== THE EXERCISE ==
Collect each line of the records containing the string "秋风习习".

== INPUT FOR THIS TASK ==

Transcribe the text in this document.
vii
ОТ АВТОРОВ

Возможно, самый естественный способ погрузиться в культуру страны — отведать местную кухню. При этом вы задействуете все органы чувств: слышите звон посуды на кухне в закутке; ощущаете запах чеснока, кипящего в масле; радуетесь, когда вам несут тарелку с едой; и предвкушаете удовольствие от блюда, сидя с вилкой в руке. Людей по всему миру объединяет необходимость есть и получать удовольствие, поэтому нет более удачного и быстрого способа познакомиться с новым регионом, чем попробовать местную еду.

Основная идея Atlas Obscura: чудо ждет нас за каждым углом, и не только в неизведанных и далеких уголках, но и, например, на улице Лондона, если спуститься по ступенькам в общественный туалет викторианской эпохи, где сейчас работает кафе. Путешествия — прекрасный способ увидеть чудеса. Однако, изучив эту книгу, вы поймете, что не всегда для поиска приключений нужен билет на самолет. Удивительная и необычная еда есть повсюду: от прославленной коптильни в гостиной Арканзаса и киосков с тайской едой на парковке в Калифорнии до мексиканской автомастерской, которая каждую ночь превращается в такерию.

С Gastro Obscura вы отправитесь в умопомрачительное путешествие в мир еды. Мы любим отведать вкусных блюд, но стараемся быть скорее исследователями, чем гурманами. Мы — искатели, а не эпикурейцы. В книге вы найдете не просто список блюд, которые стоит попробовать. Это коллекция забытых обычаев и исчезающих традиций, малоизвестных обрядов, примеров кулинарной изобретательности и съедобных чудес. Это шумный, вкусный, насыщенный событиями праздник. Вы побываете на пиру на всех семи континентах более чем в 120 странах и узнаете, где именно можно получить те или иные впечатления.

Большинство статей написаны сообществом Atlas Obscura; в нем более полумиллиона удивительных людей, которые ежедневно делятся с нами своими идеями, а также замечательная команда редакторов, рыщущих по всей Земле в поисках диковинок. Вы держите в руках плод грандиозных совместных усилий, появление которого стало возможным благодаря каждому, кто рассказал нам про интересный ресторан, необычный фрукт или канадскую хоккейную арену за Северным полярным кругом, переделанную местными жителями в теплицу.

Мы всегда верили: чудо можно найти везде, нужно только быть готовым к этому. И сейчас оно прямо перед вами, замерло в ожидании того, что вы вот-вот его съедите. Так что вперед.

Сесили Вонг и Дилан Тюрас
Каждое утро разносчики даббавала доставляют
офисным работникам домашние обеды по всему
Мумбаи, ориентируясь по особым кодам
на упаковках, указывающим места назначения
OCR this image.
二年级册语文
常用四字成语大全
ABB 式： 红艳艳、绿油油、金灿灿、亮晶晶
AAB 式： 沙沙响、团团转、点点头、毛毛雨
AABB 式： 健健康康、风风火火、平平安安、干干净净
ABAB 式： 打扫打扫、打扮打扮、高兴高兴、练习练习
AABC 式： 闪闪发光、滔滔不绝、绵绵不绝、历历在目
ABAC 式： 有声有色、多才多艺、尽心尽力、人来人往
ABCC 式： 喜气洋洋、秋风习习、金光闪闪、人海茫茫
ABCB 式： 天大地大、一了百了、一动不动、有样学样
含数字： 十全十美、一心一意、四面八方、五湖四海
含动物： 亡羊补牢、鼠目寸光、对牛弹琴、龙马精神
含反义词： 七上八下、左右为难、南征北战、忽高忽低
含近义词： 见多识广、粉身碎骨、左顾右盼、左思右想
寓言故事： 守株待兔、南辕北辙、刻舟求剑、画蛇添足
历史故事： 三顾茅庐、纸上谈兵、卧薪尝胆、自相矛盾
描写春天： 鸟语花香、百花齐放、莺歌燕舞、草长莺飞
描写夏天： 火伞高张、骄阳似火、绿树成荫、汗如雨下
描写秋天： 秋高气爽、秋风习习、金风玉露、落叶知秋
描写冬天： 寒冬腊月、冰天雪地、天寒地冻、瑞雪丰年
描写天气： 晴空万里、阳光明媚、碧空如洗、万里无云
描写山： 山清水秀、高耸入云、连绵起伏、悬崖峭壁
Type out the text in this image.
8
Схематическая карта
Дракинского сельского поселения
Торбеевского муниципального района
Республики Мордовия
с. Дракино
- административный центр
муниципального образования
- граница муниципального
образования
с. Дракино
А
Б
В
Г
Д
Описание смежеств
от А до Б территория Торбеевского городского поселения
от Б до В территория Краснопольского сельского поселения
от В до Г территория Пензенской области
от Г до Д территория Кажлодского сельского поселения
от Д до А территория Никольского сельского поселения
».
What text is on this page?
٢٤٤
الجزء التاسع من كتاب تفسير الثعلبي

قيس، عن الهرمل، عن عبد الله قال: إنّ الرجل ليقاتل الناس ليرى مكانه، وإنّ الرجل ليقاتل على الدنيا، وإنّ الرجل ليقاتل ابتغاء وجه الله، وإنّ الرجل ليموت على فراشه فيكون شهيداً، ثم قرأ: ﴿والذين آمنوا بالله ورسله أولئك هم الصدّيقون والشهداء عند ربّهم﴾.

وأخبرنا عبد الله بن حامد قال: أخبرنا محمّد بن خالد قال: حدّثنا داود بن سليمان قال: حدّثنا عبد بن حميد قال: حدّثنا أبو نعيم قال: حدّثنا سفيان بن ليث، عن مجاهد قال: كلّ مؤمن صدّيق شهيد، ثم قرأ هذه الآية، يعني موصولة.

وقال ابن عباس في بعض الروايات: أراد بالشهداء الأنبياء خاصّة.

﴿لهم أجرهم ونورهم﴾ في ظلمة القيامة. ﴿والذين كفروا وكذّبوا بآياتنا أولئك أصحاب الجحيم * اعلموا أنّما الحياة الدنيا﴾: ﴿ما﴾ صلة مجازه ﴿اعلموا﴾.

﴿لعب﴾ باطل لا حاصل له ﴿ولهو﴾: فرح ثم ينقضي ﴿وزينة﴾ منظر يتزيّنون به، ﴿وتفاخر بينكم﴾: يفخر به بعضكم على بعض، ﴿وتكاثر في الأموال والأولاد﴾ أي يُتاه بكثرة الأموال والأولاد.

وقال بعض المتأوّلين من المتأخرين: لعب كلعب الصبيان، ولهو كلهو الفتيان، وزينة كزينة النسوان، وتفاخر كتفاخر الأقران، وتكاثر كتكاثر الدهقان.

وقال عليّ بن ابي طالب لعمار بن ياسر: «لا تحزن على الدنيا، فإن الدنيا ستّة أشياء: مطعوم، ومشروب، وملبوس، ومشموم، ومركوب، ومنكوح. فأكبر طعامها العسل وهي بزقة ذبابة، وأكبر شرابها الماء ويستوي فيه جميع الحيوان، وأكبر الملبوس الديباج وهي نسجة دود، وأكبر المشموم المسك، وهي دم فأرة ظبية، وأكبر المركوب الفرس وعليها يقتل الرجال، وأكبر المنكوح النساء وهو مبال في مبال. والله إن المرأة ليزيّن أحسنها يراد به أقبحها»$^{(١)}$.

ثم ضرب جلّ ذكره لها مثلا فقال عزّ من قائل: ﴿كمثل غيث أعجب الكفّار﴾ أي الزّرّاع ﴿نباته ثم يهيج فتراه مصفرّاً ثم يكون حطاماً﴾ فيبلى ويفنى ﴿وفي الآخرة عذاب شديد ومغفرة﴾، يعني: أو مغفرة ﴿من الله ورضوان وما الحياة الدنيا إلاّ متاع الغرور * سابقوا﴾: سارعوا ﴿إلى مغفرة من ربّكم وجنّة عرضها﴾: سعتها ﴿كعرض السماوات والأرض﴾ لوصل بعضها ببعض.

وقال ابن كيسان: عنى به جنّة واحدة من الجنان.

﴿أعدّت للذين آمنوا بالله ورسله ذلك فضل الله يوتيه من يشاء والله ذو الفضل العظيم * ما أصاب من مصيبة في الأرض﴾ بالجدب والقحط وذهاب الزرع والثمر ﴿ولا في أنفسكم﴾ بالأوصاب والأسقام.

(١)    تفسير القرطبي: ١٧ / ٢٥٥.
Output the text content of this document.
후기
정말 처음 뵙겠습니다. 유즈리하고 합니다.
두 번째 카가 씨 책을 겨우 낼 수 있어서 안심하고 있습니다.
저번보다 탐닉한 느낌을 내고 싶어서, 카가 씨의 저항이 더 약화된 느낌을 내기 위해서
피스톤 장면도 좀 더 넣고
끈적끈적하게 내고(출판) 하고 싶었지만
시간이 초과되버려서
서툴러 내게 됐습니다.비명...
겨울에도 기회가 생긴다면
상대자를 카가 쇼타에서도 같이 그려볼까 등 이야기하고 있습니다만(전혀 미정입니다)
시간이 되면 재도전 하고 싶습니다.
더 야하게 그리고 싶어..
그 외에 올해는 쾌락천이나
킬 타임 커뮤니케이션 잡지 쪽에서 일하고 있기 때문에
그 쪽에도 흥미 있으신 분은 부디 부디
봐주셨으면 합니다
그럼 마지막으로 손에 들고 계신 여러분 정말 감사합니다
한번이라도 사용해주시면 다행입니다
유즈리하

== EXERCISE OUTPUT ==
ABCC 式： 喜气洋洋、秋风习习、金光闪闪、人海茫茫
描写秋天： 秋高气爽、秋风习习、金风玉露、落叶知秋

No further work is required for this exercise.